Type out the complete listing below word for word, without its pictures.

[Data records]

▬▬▬

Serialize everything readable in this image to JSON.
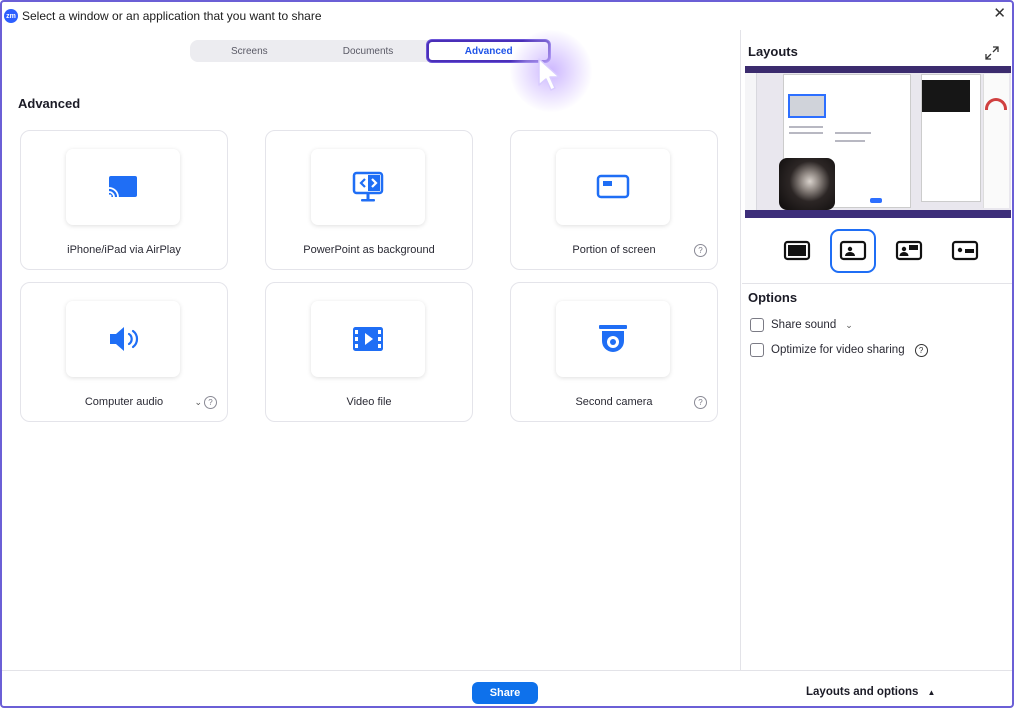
{
  "window": {
    "title": "Select a window or an application that you want to share",
    "app_logo": "zm",
    "close_symbol": "✕"
  },
  "tabs": [
    {
      "label": "Screens",
      "active": false
    },
    {
      "label": "Documents",
      "active": false
    },
    {
      "label": "Advanced",
      "active": true
    }
  ],
  "advanced": {
    "section_title": "Advanced",
    "cards": [
      {
        "label": "iPhone/iPad via AirPlay",
        "icon": "airplay-cast-icon"
      },
      {
        "label": "PowerPoint as background",
        "icon": "powerpoint-background-icon"
      },
      {
        "label": "Portion of screen",
        "icon": "portion-of-screen-icon",
        "help": "?"
      },
      {
        "label": "Computer audio",
        "icon": "speaker-icon",
        "help": "?",
        "caret": "⌄"
      },
      {
        "label": "Video file",
        "icon": "video-file-icon"
      },
      {
        "label": "Second camera",
        "icon": "document-camera-icon",
        "help": "?"
      }
    ]
  },
  "layouts": {
    "title": "Layouts",
    "selected_index": 1,
    "options": [
      "screen-only-layout",
      "picture-in-picture-layout",
      "side-by-side-left-layout",
      "side-by-side-right-layout"
    ]
  },
  "options": {
    "title": "Options",
    "share_sound": {
      "label": "Share sound",
      "checked": false,
      "caret": "⌄"
    },
    "optimize_video": {
      "label": "Optimize for video sharing",
      "checked": false,
      "help": "?"
    }
  },
  "footer": {
    "share_label": "Share",
    "layouts_options_label": "Layouts and options",
    "layouts_options_symbol": "▲"
  },
  "colors": {
    "accent": "#0e71eb",
    "icon_blue": "#1f6ef5",
    "window_border": "#6b5fd6"
  }
}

▬▬▬

- **ANSWER TO THIS EXERCISE**:
Serialize everything readable in this image to JSON.
{
  "window": {
    "title": "Select a window or an application that you want to share",
    "app_logo": "zm",
    "close_symbol": "✕"
  },
  "tabs": [
    {
      "label": "Screens",
      "active": false
    },
    {
      "label": "Documents",
      "active": false
    },
    {
      "label": "Advanced",
      "active": true
    }
  ],
  "advanced": {
    "section_title": "Advanced",
    "cards": [
      {
        "label": "iPhone/iPad via AirPlay",
        "icon": "airplay-cast-icon"
      },
      {
        "label": "PowerPoint as background",
        "icon": "powerpoint-background-icon"
      },
      {
        "label": "Portion of screen",
        "icon": "portion-of-screen-icon",
        "help": "?"
      },
      {
        "label": "Computer audio",
        "icon": "speaker-icon",
        "help": "?",
        "caret": "⌄"
      },
      {
        "label": "Video file",
        "icon": "video-file-icon"
      },
      {
        "label": "Second camera",
        "icon": "document-camera-icon",
        "help": "?"
      }
    ]
  },
  "layouts": {
    "title": "Layouts",
    "selected_index": 1,
    "options": [
      "screen-only-layout",
      "picture-in-picture-layout",
      "side-by-side-left-layout",
      "side-by-side-right-layout"
    ]
  },
  "options": {
    "title": "Options",
    "share_sound": {
      "label": "Share sound",
      "checked": false,
      "caret": "⌄"
    },
    "optimize_video": {
      "label": "Optimize for video sharing",
      "checked": false,
      "help": "?"
    }
  },
  "footer": {
    "share_label": "Share",
    "layouts_options_label": "Layouts and options",
    "layouts_options_symbol": "▲"
  },
  "colors": {
    "accent": "#0e71eb",
    "icon_blue": "#1f6ef5",
    "window_border": "#6b5fd6"
  }
}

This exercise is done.